>> start Supplied information

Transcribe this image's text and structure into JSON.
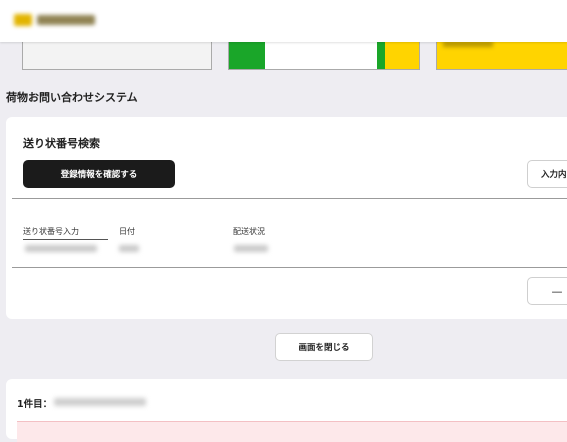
{
  "header": {
    "logo": "logo"
  },
  "banners": [
    "banner-left",
    "banner-middle",
    "banner-right"
  ],
  "page": {
    "title": "荷物お問い合わせシステム"
  },
  "search_card": {
    "title": "送り状番号検索",
    "confirm_button": "登録情報を確認する",
    "side_button": "入力内",
    "columns": [
      "送り状番号入力",
      "日付",
      "配送状況"
    ],
    "small_button": "—"
  },
  "close_button": "画面を閉じる",
  "result": {
    "label": "1件目："
  }
}
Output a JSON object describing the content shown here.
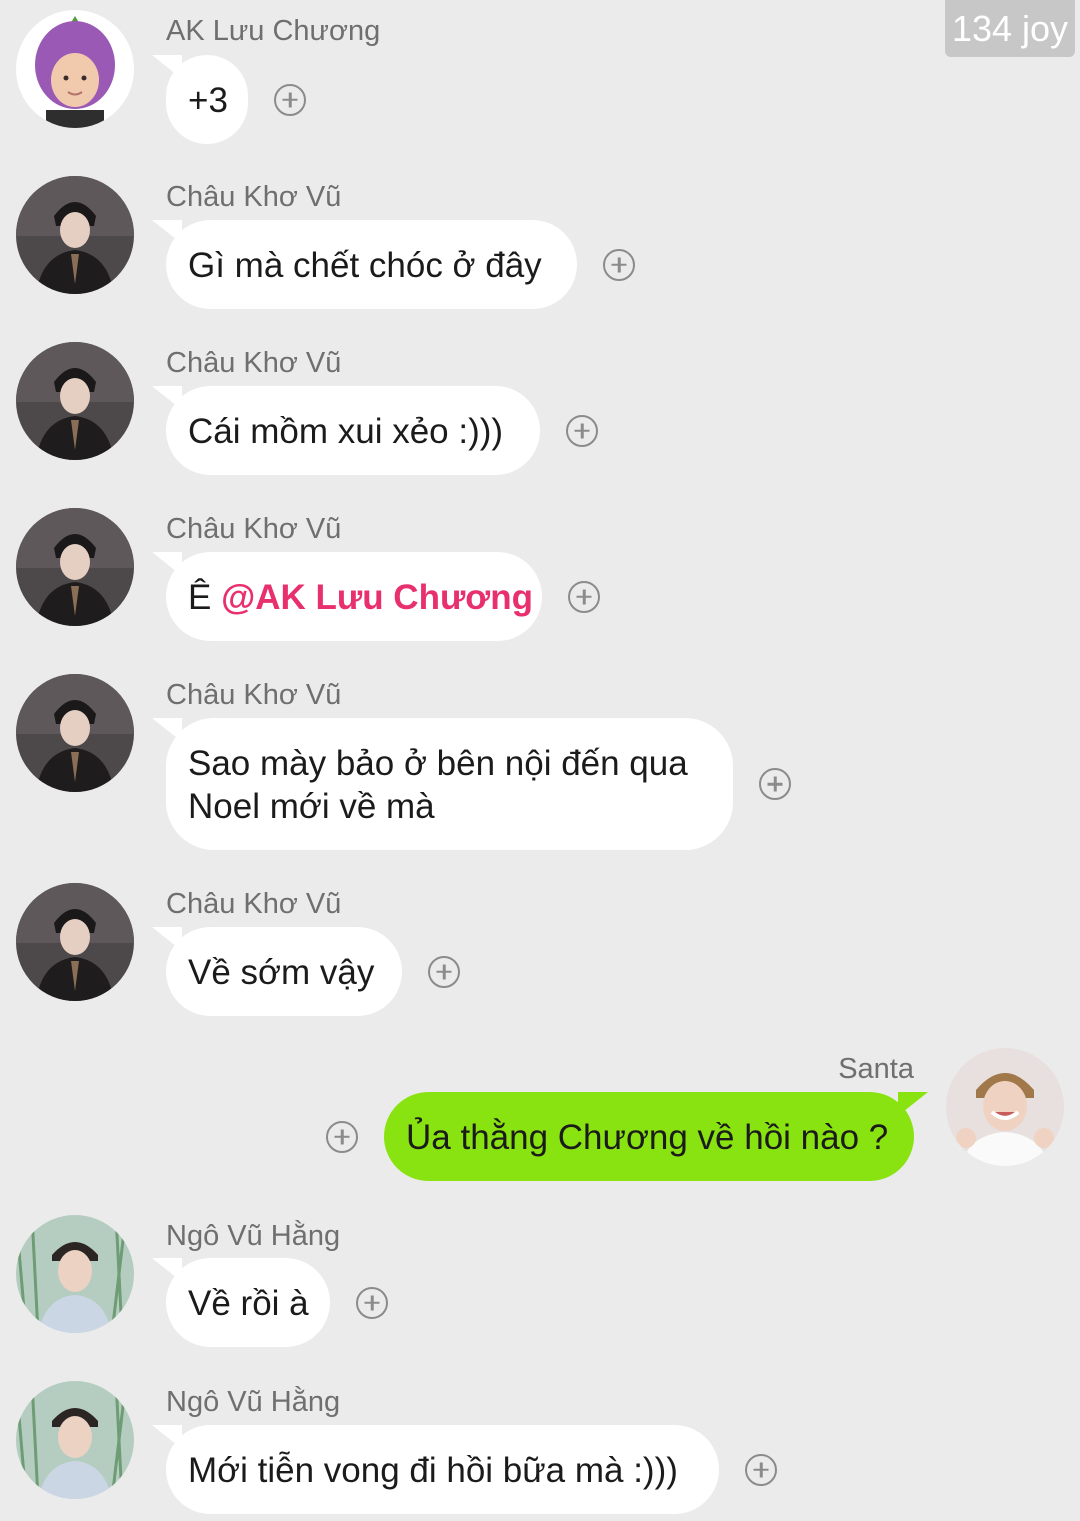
{
  "watermark": "134 joy",
  "messages": [
    {
      "side": "left",
      "sender": "AK Lưu Chương",
      "avatar": "avatar-eggplant-hat",
      "text": "+3"
    },
    {
      "side": "left",
      "sender": "Châu Khơ Vũ",
      "avatar": "avatar-dark-suit",
      "text": "Gì mà chết chóc ở đây"
    },
    {
      "side": "left",
      "sender": "Châu Khơ Vũ",
      "avatar": "avatar-dark-suit",
      "text": "Cái mồm xui xẻo :)))"
    },
    {
      "side": "left",
      "sender": "Châu Khơ Vũ",
      "avatar": "avatar-dark-suit",
      "text": "Ê ",
      "mention": "@AK Lưu Chương"
    },
    {
      "side": "left",
      "sender": "Châu Khơ Vũ",
      "avatar": "avatar-dark-suit",
      "lines": [
        "Sao mày bảo ở bên nội đến qua",
        "Noel mới về mà"
      ]
    },
    {
      "side": "left",
      "sender": "Châu Khơ Vũ",
      "avatar": "avatar-dark-suit",
      "text": "Về sớm vậy"
    },
    {
      "side": "right",
      "sender": "Santa",
      "avatar": "avatar-smiling-boy",
      "text": "Ủa thằng Chương về hồi nào ?"
    },
    {
      "side": "left",
      "sender": "Ngô Vũ Hằng",
      "avatar": "avatar-outdoor-boy",
      "text": "Về rồi à"
    },
    {
      "side": "left",
      "sender": "Ngô Vũ Hằng",
      "avatar": "avatar-outdoor-boy",
      "text": "Mới tiễn vong đi hồi bữa mà :)))"
    }
  ],
  "icons": {
    "react": "add-reaction-icon"
  },
  "colors": {
    "background": "#ebebeb",
    "bubble_left": "#ffffff",
    "bubble_right": "#88e310",
    "mention": "#e8306f",
    "sender_name": "#6f6f6f"
  }
}
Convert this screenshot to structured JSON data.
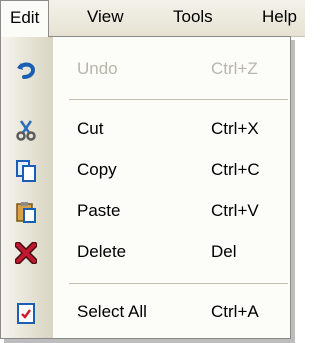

>> end Supplied information

> Goal: Quote the full listing above word for word; exclude every picture from the copy.

> Completed task:
Transcribe this image's text and structure into JSON.
{
  "header": {
    "logo": "logo"
  },
  "banners": [
    "banner-left",
    "banner-middle",
    "banner-right"
  ],
  "page": {
    "title": "荷物お問い合わせシステム"
  },
  "search_card": {
    "title": "送り状番号検索",
    "confirm_button": "登録情報を確認する",
    "side_button": "入力内",
    "columns": [
      "送り状番号入力",
      "日付",
      "配送状況"
    ],
    "small_button": "—"
  },
  "close_button": "画面を閉じる",
  "result": {
    "label": "1件目："
  }
}
Output a JSON object describing the content shown here.
{
  "watermark": "134 joy",
  "messages": [
    {
      "side": "left",
      "sender": "AK Lưu Chương",
      "avatar": "avatar-eggplant-hat",
      "text": "+3"
    },
    {
      "side": "left",
      "sender": "Châu Khơ Vũ",
      "avatar": "avatar-dark-suit",
      "text": "Gì mà chết chóc ở đây"
    },
    {
      "side": "left",
      "sender": "Châu Khơ Vũ",
      "avatar": "avatar-dark-suit",
      "text": "Cái mồm xui xẻo :)))"
    },
    {
      "side": "left",
      "sender": "Châu Khơ Vũ",
      "avatar": "avatar-dark-suit",
      "text": "Ê ",
      "mention": "@AK Lưu Chương"
    },
    {
      "side": "left",
      "sender": "Châu Khơ Vũ",
      "avatar": "avatar-dark-suit",
      "lines": [
        "Sao mày bảo ở bên nội đến qua",
        "Noel mới về mà"
      ]
    },
    {
      "side": "left",
      "sender": "Châu Khơ Vũ",
      "avatar": "avatar-dark-suit",
      "text": "Về sớm vậy"
    },
    {
      "side": "right",
      "sender": "Santa",
      "avatar": "avatar-smiling-boy",
      "text": "Ủa thằng Chương về hồi nào ?"
    },
    {
      "side": "left",
      "sender": "Ngô Vũ Hằng",
      "avatar": "avatar-outdoor-boy",
      "text": "Về rồi à"
    },
    {
      "side": "left",
      "sender": "Ngô Vũ Hằng",
      "avatar": "avatar-outdoor-boy",
      "text": "Mới tiễn vong đi hồi bữa mà :)))"
    }
  ],
  "icons": {
    "react": "add-reaction-icon"
  },
  "colors": {
    "background": "#ebebeb",
    "bubble_left": "#ffffff",
    "bubble_right": "#88e310",
    "mention": "#e8306f",
    "sender_name": "#6f6f6f"
  }
}
Convert this screenshot to structured JSON data.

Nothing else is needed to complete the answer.